**PROMPT:** Keep the images out and copy every entry below exactly.

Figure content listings
+ + + + +

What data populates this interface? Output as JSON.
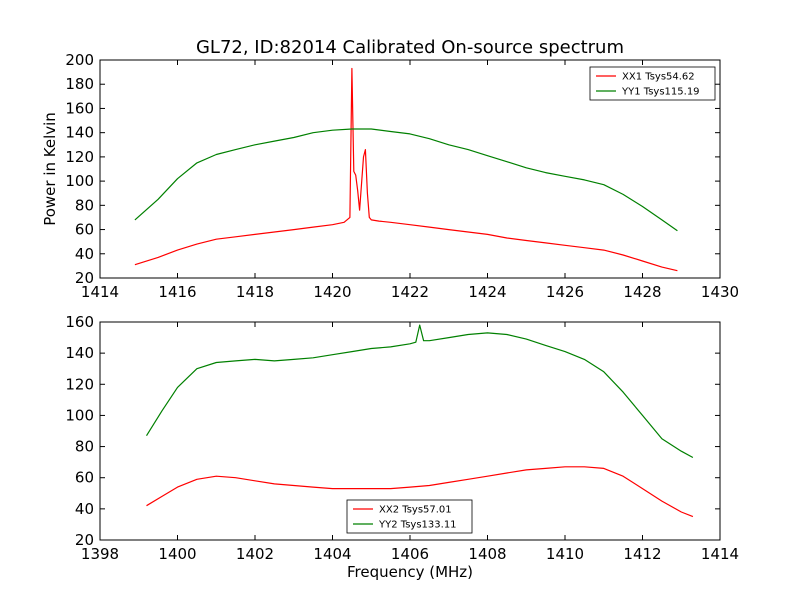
{
  "title": "GL72, ID:82014 Calibrated On-source spectrum",
  "chart_data": [
    {
      "type": "line",
      "ylabel": "Power in Kelvin",
      "xlabel": "",
      "xlim": [
        1414,
        1430
      ],
      "ylim": [
        20,
        200
      ],
      "xticks": [
        1414,
        1416,
        1418,
        1420,
        1422,
        1424,
        1426,
        1428,
        1430
      ],
      "yticks": [
        20,
        40,
        60,
        80,
        100,
        120,
        140,
        160,
        180,
        200
      ],
      "legend_position": "top-right",
      "series": [
        {
          "name": "XX1 Tsys54.62",
          "color": "#ff0000",
          "x": [
            1414.9,
            1415.5,
            1416.0,
            1416.5,
            1417.0,
            1417.5,
            1418.0,
            1418.5,
            1419.0,
            1419.5,
            1420.0,
            1420.3,
            1420.45,
            1420.5,
            1420.55,
            1420.6,
            1420.65,
            1420.7,
            1420.8,
            1420.85,
            1420.9,
            1420.95,
            1421.0,
            1421.2,
            1421.5,
            1422.0,
            1422.5,
            1423.0,
            1423.5,
            1424.0,
            1424.5,
            1425.0,
            1425.5,
            1426.0,
            1426.5,
            1427.0,
            1427.5,
            1428.0,
            1428.5,
            1428.9
          ],
          "y": [
            31,
            37,
            43,
            48,
            52,
            54,
            56,
            58,
            60,
            62,
            64,
            66,
            70,
            193,
            108,
            105,
            92,
            76,
            120,
            126,
            90,
            70,
            68,
            67,
            66,
            64,
            62,
            60,
            58,
            56,
            53,
            51,
            49,
            47,
            45,
            43,
            39,
            34,
            29,
            26
          ]
        },
        {
          "name": "YY1 Tsys115.19",
          "color": "#008000",
          "x": [
            1414.9,
            1415.5,
            1416.0,
            1416.5,
            1417.0,
            1417.5,
            1418.0,
            1418.5,
            1419.0,
            1419.5,
            1420.0,
            1420.5,
            1421.0,
            1421.5,
            1422.0,
            1422.5,
            1423.0,
            1423.5,
            1424.0,
            1424.5,
            1425.0,
            1425.5,
            1426.0,
            1426.5,
            1427.0,
            1427.5,
            1428.0,
            1428.5,
            1428.9
          ],
          "y": [
            68,
            85,
            102,
            115,
            122,
            126,
            130,
            133,
            136,
            140,
            142,
            143,
            143,
            141,
            139,
            135,
            130,
            126,
            121,
            116,
            111,
            107,
            104,
            101,
            97,
            89,
            79,
            68,
            59
          ]
        }
      ]
    },
    {
      "type": "line",
      "ylabel": "",
      "xlabel": "Frequency (MHz)",
      "xlim": [
        1398,
        1414
      ],
      "ylim": [
        20,
        160
      ],
      "xticks": [
        1398,
        1400,
        1402,
        1404,
        1406,
        1408,
        1410,
        1412,
        1414
      ],
      "yticks": [
        20,
        40,
        60,
        80,
        100,
        120,
        140,
        160
      ],
      "legend_position": "lower-center",
      "series": [
        {
          "name": "XX2 Tsys57.01",
          "color": "#ff0000",
          "x": [
            1399.2,
            1399.6,
            1400.0,
            1400.5,
            1401.0,
            1401.5,
            1402.0,
            1402.5,
            1403.0,
            1403.5,
            1404.0,
            1404.5,
            1405.0,
            1405.5,
            1406.0,
            1406.5,
            1407.0,
            1407.5,
            1408.0,
            1408.5,
            1409.0,
            1409.5,
            1410.0,
            1410.5,
            1411.0,
            1411.5,
            1412.0,
            1412.5,
            1413.0,
            1413.3
          ],
          "y": [
            42,
            48,
            54,
            59,
            61,
            60,
            58,
            56,
            55,
            54,
            53,
            53,
            53,
            53,
            54,
            55,
            57,
            59,
            61,
            63,
            65,
            66,
            67,
            67,
            66,
            61,
            53,
            45,
            38,
            35
          ]
        },
        {
          "name": "YY2 Tsys133.11",
          "color": "#008000",
          "x": [
            1399.2,
            1399.6,
            1400.0,
            1400.5,
            1401.0,
            1401.5,
            1402.0,
            1402.5,
            1403.0,
            1403.5,
            1404.0,
            1404.5,
            1405.0,
            1405.5,
            1406.0,
            1406.15,
            1406.25,
            1406.35,
            1406.5,
            1407.0,
            1407.5,
            1408.0,
            1408.5,
            1409.0,
            1409.5,
            1410.0,
            1410.5,
            1411.0,
            1411.5,
            1412.0,
            1412.5,
            1413.0,
            1413.3
          ],
          "y": [
            87,
            103,
            118,
            130,
            134,
            135,
            136,
            135,
            136,
            137,
            139,
            141,
            143,
            144,
            146,
            147,
            158,
            148,
            148,
            150,
            152,
            153,
            152,
            149,
            145,
            141,
            136,
            128,
            115,
            100,
            85,
            77,
            73
          ]
        }
      ]
    }
  ]
}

+ + + + +

**CORRECT ANSWER:**
What data populates this interface? Output as JSON.
{
  "title": "GL72, ID:82014 Calibrated On-source spectrum",
  "chart_data": [
    {
      "type": "line",
      "ylabel": "Power in Kelvin",
      "xlabel": "",
      "xlim": [
        1414,
        1430
      ],
      "ylim": [
        20,
        200
      ],
      "xticks": [
        1414,
        1416,
        1418,
        1420,
        1422,
        1424,
        1426,
        1428,
        1430
      ],
      "yticks": [
        20,
        40,
        60,
        80,
        100,
        120,
        140,
        160,
        180,
        200
      ],
      "legend_position": "top-right",
      "series": [
        {
          "name": "XX1 Tsys54.62",
          "color": "#ff0000",
          "x": [
            1414.9,
            1415.5,
            1416.0,
            1416.5,
            1417.0,
            1417.5,
            1418.0,
            1418.5,
            1419.0,
            1419.5,
            1420.0,
            1420.3,
            1420.45,
            1420.5,
            1420.55,
            1420.6,
            1420.65,
            1420.7,
            1420.8,
            1420.85,
            1420.9,
            1420.95,
            1421.0,
            1421.2,
            1421.5,
            1422.0,
            1422.5,
            1423.0,
            1423.5,
            1424.0,
            1424.5,
            1425.0,
            1425.5,
            1426.0,
            1426.5,
            1427.0,
            1427.5,
            1428.0,
            1428.5,
            1428.9
          ],
          "y": [
            31,
            37,
            43,
            48,
            52,
            54,
            56,
            58,
            60,
            62,
            64,
            66,
            70,
            193,
            108,
            105,
            92,
            76,
            120,
            126,
            90,
            70,
            68,
            67,
            66,
            64,
            62,
            60,
            58,
            56,
            53,
            51,
            49,
            47,
            45,
            43,
            39,
            34,
            29,
            26
          ]
        },
        {
          "name": "YY1 Tsys115.19",
          "color": "#008000",
          "x": [
            1414.9,
            1415.5,
            1416.0,
            1416.5,
            1417.0,
            1417.5,
            1418.0,
            1418.5,
            1419.0,
            1419.5,
            1420.0,
            1420.5,
            1421.0,
            1421.5,
            1422.0,
            1422.5,
            1423.0,
            1423.5,
            1424.0,
            1424.5,
            1425.0,
            1425.5,
            1426.0,
            1426.5,
            1427.0,
            1427.5,
            1428.0,
            1428.5,
            1428.9
          ],
          "y": [
            68,
            85,
            102,
            115,
            122,
            126,
            130,
            133,
            136,
            140,
            142,
            143,
            143,
            141,
            139,
            135,
            130,
            126,
            121,
            116,
            111,
            107,
            104,
            101,
            97,
            89,
            79,
            68,
            59
          ]
        }
      ]
    },
    {
      "type": "line",
      "ylabel": "",
      "xlabel": "Frequency (MHz)",
      "xlim": [
        1398,
        1414
      ],
      "ylim": [
        20,
        160
      ],
      "xticks": [
        1398,
        1400,
        1402,
        1404,
        1406,
        1408,
        1410,
        1412,
        1414
      ],
      "yticks": [
        20,
        40,
        60,
        80,
        100,
        120,
        140,
        160
      ],
      "legend_position": "lower-center",
      "series": [
        {
          "name": "XX2 Tsys57.01",
          "color": "#ff0000",
          "x": [
            1399.2,
            1399.6,
            1400.0,
            1400.5,
            1401.0,
            1401.5,
            1402.0,
            1402.5,
            1403.0,
            1403.5,
            1404.0,
            1404.5,
            1405.0,
            1405.5,
            1406.0,
            1406.5,
            1407.0,
            1407.5,
            1408.0,
            1408.5,
            1409.0,
            1409.5,
            1410.0,
            1410.5,
            1411.0,
            1411.5,
            1412.0,
            1412.5,
            1413.0,
            1413.3
          ],
          "y": [
            42,
            48,
            54,
            59,
            61,
            60,
            58,
            56,
            55,
            54,
            53,
            53,
            53,
            53,
            54,
            55,
            57,
            59,
            61,
            63,
            65,
            66,
            67,
            67,
            66,
            61,
            53,
            45,
            38,
            35
          ]
        },
        {
          "name": "YY2 Tsys133.11",
          "color": "#008000",
          "x": [
            1399.2,
            1399.6,
            1400.0,
            1400.5,
            1401.0,
            1401.5,
            1402.0,
            1402.5,
            1403.0,
            1403.5,
            1404.0,
            1404.5,
            1405.0,
            1405.5,
            1406.0,
            1406.15,
            1406.25,
            1406.35,
            1406.5,
            1407.0,
            1407.5,
            1408.0,
            1408.5,
            1409.0,
            1409.5,
            1410.0,
            1410.5,
            1411.0,
            1411.5,
            1412.0,
            1412.5,
            1413.0,
            1413.3
          ],
          "y": [
            87,
            103,
            118,
            130,
            134,
            135,
            136,
            135,
            136,
            137,
            139,
            141,
            143,
            144,
            146,
            147,
            158,
            148,
            148,
            150,
            152,
            153,
            152,
            149,
            145,
            141,
            136,
            128,
            115,
            100,
            85,
            77,
            73
          ]
        }
      ]
    }
  ]
}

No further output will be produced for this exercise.